→ Goal of the exercise
Locate the word "home" in the data below, then copy every line that holds it.

Dataset records:
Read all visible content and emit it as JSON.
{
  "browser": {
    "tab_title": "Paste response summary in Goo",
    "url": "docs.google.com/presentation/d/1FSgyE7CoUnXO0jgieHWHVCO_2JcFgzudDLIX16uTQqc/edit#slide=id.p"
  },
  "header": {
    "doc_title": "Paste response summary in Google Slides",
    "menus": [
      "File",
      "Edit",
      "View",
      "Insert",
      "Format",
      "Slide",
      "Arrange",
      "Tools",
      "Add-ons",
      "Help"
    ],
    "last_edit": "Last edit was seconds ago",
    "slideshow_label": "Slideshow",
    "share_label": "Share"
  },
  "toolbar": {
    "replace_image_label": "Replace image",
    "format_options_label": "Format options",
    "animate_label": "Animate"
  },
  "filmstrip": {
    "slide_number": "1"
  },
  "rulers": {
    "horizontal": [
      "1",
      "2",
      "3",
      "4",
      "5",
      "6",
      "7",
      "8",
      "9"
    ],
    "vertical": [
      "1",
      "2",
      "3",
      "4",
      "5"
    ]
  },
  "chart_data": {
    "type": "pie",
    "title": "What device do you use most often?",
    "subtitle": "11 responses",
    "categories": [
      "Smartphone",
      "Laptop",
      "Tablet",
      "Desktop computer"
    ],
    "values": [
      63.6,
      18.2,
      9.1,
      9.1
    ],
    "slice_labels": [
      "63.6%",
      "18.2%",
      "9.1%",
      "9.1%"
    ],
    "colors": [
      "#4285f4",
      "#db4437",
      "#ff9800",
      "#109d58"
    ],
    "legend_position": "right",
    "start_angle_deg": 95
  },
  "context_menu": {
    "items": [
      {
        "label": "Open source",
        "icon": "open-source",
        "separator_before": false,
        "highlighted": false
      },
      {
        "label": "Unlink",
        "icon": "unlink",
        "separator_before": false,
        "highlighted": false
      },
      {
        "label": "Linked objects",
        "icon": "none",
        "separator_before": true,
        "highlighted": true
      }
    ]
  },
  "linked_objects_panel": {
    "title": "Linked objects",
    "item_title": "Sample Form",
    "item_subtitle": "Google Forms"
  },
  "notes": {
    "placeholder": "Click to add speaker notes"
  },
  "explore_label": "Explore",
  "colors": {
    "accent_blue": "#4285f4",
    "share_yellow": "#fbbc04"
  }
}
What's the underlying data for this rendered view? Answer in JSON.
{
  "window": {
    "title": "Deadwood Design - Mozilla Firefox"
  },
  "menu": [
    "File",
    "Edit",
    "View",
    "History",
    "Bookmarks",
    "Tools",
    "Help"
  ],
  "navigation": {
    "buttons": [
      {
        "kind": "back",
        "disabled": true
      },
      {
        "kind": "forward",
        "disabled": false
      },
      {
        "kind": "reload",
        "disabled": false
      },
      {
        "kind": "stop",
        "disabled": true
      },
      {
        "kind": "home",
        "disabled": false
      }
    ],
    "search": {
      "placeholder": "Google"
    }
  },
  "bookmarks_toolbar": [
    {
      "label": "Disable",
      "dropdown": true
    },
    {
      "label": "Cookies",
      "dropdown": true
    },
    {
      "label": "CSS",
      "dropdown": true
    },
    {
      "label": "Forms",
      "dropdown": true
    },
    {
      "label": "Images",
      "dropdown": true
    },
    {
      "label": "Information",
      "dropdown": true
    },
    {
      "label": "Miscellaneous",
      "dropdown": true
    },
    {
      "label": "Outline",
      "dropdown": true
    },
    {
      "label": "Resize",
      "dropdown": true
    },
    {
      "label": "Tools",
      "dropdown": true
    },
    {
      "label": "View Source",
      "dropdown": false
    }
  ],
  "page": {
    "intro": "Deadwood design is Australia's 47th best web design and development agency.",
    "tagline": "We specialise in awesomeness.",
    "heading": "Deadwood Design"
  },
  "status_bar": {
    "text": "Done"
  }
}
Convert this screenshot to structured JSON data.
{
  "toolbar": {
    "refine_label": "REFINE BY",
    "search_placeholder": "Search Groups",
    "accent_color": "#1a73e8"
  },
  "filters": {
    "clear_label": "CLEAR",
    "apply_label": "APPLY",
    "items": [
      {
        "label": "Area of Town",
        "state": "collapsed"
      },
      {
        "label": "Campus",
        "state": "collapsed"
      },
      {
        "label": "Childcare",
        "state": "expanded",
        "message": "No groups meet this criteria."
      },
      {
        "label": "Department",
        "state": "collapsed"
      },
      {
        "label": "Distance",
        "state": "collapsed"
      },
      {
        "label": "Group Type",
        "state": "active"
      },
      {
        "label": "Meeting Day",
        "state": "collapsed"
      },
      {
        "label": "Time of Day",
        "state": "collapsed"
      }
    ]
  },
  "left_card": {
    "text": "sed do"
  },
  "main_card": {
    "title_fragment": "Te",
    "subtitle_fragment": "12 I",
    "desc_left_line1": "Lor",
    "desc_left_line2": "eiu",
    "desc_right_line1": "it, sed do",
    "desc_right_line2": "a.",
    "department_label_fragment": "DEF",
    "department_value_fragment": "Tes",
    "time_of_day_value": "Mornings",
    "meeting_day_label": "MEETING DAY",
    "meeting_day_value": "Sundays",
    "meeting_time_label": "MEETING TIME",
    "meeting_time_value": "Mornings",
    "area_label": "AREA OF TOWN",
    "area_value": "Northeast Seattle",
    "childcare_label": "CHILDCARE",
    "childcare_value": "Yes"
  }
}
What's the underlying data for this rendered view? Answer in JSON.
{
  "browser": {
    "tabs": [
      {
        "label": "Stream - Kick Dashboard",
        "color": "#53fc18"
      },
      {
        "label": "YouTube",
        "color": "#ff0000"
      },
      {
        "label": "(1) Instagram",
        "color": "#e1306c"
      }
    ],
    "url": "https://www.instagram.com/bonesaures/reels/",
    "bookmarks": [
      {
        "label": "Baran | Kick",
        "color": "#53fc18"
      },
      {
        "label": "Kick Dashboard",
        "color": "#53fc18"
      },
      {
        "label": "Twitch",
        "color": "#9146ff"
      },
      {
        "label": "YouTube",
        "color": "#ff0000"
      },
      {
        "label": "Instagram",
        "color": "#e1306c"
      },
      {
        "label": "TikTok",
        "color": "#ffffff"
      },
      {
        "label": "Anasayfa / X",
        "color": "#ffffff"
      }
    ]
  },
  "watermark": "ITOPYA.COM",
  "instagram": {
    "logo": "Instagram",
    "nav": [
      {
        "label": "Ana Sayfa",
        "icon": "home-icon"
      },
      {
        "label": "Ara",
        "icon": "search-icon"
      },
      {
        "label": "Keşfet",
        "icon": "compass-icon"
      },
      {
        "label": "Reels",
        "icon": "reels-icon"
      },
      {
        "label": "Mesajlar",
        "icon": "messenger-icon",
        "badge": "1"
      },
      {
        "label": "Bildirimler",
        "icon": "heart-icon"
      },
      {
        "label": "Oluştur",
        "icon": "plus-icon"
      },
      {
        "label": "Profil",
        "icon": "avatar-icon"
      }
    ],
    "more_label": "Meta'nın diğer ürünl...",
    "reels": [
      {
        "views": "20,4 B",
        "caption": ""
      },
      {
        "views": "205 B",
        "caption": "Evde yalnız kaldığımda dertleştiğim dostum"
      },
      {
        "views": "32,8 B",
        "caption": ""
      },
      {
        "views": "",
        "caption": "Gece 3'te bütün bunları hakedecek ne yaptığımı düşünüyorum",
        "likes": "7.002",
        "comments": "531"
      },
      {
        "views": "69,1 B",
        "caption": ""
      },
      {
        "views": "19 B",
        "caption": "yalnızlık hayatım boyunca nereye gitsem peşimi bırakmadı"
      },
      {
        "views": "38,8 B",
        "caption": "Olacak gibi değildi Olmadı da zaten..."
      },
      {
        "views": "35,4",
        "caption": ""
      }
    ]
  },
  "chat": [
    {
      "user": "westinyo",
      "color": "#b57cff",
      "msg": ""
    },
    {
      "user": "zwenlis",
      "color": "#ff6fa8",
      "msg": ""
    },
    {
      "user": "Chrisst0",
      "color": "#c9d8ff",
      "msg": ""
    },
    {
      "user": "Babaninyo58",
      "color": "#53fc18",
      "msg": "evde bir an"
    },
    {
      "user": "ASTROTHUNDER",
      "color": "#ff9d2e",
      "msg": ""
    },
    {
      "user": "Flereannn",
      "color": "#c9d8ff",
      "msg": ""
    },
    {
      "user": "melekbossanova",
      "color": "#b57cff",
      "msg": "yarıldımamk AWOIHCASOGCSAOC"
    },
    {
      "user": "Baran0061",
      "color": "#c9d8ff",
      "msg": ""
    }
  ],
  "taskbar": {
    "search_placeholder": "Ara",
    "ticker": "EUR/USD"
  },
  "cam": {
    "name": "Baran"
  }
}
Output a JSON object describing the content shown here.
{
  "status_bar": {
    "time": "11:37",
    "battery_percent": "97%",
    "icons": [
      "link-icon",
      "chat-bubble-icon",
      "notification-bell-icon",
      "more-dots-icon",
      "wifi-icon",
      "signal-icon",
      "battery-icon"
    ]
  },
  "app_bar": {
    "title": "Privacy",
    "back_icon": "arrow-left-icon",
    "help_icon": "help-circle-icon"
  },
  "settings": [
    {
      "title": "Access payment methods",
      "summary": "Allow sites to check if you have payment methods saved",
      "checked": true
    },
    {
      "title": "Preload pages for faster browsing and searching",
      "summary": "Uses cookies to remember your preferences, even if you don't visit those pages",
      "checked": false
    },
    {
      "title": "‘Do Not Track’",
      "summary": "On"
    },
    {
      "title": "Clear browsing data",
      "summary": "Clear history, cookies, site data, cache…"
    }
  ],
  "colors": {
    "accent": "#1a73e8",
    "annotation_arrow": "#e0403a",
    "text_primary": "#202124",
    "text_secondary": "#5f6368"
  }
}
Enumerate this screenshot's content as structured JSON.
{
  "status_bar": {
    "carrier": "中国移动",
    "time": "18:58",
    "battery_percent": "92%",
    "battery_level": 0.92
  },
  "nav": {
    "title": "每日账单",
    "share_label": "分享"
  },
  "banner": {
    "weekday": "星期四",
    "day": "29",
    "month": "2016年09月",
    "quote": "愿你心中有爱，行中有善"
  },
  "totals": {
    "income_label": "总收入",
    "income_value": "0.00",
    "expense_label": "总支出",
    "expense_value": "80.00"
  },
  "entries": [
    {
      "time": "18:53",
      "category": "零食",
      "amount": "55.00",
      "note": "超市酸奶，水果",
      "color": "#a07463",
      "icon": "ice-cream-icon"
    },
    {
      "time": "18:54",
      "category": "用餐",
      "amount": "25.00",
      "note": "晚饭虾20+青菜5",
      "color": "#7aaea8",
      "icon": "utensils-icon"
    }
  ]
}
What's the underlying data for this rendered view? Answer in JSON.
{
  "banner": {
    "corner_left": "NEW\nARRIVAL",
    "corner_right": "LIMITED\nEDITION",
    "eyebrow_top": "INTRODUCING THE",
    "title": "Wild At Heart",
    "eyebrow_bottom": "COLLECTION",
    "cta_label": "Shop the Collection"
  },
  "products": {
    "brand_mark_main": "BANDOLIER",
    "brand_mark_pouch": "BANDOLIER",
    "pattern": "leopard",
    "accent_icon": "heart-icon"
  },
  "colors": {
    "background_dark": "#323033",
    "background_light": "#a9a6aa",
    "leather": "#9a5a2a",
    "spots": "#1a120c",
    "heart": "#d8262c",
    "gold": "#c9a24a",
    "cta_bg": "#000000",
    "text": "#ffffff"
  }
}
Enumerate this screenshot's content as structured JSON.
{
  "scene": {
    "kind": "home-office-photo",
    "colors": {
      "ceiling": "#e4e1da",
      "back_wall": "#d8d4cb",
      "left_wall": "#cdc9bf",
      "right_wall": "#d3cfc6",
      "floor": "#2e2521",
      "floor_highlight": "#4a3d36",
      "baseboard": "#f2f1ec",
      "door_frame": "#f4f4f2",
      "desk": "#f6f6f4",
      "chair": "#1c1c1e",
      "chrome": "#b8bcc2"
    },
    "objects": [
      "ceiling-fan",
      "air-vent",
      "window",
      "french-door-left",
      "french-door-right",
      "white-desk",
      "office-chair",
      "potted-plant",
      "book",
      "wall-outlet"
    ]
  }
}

→ Solution to the exercise
        "kind": "home",
        "icon": "home-icon"
    "kind": "home-office-photo",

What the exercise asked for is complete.